PROVIDED ENTRIES:
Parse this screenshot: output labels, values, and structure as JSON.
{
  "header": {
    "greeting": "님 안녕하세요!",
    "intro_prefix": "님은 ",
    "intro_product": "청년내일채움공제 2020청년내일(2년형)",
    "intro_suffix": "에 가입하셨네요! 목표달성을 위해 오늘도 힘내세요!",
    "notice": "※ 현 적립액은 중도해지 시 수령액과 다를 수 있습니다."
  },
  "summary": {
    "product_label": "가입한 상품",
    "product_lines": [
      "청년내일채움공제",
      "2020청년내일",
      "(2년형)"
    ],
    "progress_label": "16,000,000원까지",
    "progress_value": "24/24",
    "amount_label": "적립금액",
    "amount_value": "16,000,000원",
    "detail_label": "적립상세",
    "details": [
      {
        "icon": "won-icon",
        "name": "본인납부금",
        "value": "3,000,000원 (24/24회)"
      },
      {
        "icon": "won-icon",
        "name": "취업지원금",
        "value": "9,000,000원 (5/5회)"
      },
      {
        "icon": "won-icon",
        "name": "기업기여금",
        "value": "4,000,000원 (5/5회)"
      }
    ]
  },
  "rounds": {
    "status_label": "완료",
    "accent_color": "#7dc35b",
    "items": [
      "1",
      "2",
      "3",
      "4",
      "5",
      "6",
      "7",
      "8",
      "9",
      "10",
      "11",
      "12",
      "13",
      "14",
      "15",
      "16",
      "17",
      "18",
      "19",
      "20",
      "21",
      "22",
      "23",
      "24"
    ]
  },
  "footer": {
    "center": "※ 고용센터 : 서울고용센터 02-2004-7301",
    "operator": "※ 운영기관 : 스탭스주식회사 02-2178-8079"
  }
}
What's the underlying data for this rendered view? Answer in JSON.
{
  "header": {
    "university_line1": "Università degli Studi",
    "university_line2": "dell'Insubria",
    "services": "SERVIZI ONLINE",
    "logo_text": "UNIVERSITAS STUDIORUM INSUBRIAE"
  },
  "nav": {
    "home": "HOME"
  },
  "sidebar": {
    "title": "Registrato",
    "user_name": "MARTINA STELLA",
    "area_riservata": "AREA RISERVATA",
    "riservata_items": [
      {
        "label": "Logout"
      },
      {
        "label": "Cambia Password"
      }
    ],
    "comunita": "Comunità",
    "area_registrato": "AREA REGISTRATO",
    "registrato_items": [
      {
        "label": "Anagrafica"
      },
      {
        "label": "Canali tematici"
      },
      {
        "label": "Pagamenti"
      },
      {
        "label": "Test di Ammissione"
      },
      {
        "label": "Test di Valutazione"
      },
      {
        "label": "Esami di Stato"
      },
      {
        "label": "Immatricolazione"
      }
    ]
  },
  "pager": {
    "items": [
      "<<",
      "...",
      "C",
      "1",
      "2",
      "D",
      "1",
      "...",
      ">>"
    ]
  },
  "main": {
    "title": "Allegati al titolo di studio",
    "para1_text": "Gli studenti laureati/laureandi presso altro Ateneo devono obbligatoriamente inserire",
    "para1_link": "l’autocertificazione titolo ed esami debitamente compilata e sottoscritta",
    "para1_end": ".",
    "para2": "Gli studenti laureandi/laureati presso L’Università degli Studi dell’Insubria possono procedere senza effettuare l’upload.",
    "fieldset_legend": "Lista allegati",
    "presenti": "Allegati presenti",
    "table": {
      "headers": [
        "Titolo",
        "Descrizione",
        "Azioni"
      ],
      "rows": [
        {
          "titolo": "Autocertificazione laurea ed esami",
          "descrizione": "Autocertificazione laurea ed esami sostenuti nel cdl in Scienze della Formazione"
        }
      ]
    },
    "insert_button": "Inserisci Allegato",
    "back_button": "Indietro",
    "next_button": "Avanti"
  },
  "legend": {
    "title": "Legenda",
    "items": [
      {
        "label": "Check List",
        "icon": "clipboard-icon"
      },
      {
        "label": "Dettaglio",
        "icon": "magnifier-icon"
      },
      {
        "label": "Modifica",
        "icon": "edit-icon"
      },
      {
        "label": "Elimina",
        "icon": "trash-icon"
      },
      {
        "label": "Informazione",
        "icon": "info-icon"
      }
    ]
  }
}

GIVEN EXERCISE: All entries shown above should be printed again exactly.

THE RESULT:
Parse this screenshot: output labels, values, and structure as JSON.
{
  "header": {
    "greeting": "님 안녕하세요!",
    "intro_prefix": "님은 ",
    "intro_product": "청년내일채움공제 2020청년내일(2년형)",
    "intro_suffix": "에 가입하셨네요! 목표달성을 위해 오늘도 힘내세요!",
    "notice": "※ 현 적립액은 중도해지 시 수령액과 다를 수 있습니다."
  },
  "summary": {
    "product_label": "가입한 상품",
    "product_lines": [
      "청년내일채움공제",
      "2020청년내일",
      "(2년형)"
    ],
    "progress_label": "16,000,000원까지",
    "progress_value": "24/24",
    "amount_label": "적립금액",
    "amount_value": "16,000,000원",
    "detail_label": "적립상세",
    "details": [
      {
        "icon": "won-icon",
        "name": "본인납부금",
        "value": "3,000,000원 (24/24회)"
      },
      {
        "icon": "won-icon",
        "name": "취업지원금",
        "value": "9,000,000원 (5/5회)"
      },
      {
        "icon": "won-icon",
        "name": "기업기여금",
        "value": "4,000,000원 (5/5회)"
      }
    ]
  },
  "rounds": {
    "status_label": "완료",
    "accent_color": "#7dc35b",
    "items": [
      "1",
      "2",
      "3",
      "4",
      "5",
      "6",
      "7",
      "8",
      "9",
      "10",
      "11",
      "12",
      "13",
      "14",
      "15",
      "16",
      "17",
      "18",
      "19",
      "20",
      "21",
      "22",
      "23",
      "24"
    ]
  },
  "footer": {
    "center": "※ 고용센터 : 서울고용센터 02-2004-7301",
    "operator": "※ 운영기관 : 스탭스주식회사 02-2178-8079"
  }
}
What's the underlying data for this rendered view? Answer in JSON.
{
  "header": {
    "university_line1": "Università degli Studi",
    "university_line2": "dell'Insubria",
    "services": "SERVIZI ONLINE",
    "logo_text": "UNIVERSITAS STUDIORUM INSUBRIAE"
  },
  "nav": {
    "home": "HOME"
  },
  "sidebar": {
    "title": "Registrato",
    "user_name": "MARTINA STELLA",
    "area_riservata": "AREA RISERVATA",
    "riservata_items": [
      {
        "label": "Logout"
      },
      {
        "label": "Cambia Password"
      }
    ],
    "comunita": "Comunità",
    "area_registrato": "AREA REGISTRATO",
    "registrato_items": [
      {
        "label": "Anagrafica"
      },
      {
        "label": "Canali tematici"
      },
      {
        "label": "Pagamenti"
      },
      {
        "label": "Test di Ammissione"
      },
      {
        "label": "Test di Valutazione"
      },
      {
        "label": "Esami di Stato"
      },
      {
        "label": "Immatricolazione"
      }
    ]
  },
  "pager": {
    "items": [
      "<<",
      "...",
      "C",
      "1",
      "2",
      "D",
      "1",
      "...",
      ">>"
    ]
  },
  "main": {
    "title": "Allegati al titolo di studio",
    "para1_text": "Gli studenti laureati/laureandi presso altro Ateneo devono obbligatoriamente inserire",
    "para1_link": "l’autocertificazione titolo ed esami debitamente compilata e sottoscritta",
    "para1_end": ".",
    "para2": "Gli studenti laureandi/laureati presso L’Università degli Studi dell’Insubria possono procedere senza effettuare l’upload.",
    "fieldset_legend": "Lista allegati",
    "presenti": "Allegati presenti",
    "table": {
      "headers": [
        "Titolo",
        "Descrizione",
        "Azioni"
      ],
      "rows": [
        {
          "titolo": "Autocertificazione laurea ed esami",
          "descrizione": "Autocertificazione laurea ed esami sostenuti nel cdl in Scienze della Formazione"
        }
      ]
    },
    "insert_button": "Inserisci Allegato",
    "back_button": "Indietro",
    "next_button": "Avanti"
  },
  "legend": {
    "title": "Legenda",
    "items": [
      {
        "label": "Check List",
        "icon": "clipboard-icon"
      },
      {
        "label": "Dettaglio",
        "icon": "magnifier-icon"
      },
      {
        "label": "Modifica",
        "icon": "edit-icon"
      },
      {
        "label": "Elimina",
        "icon": "trash-icon"
      },
      {
        "label": "Informazione",
        "icon": "info-icon"
      }
    ]
  }
}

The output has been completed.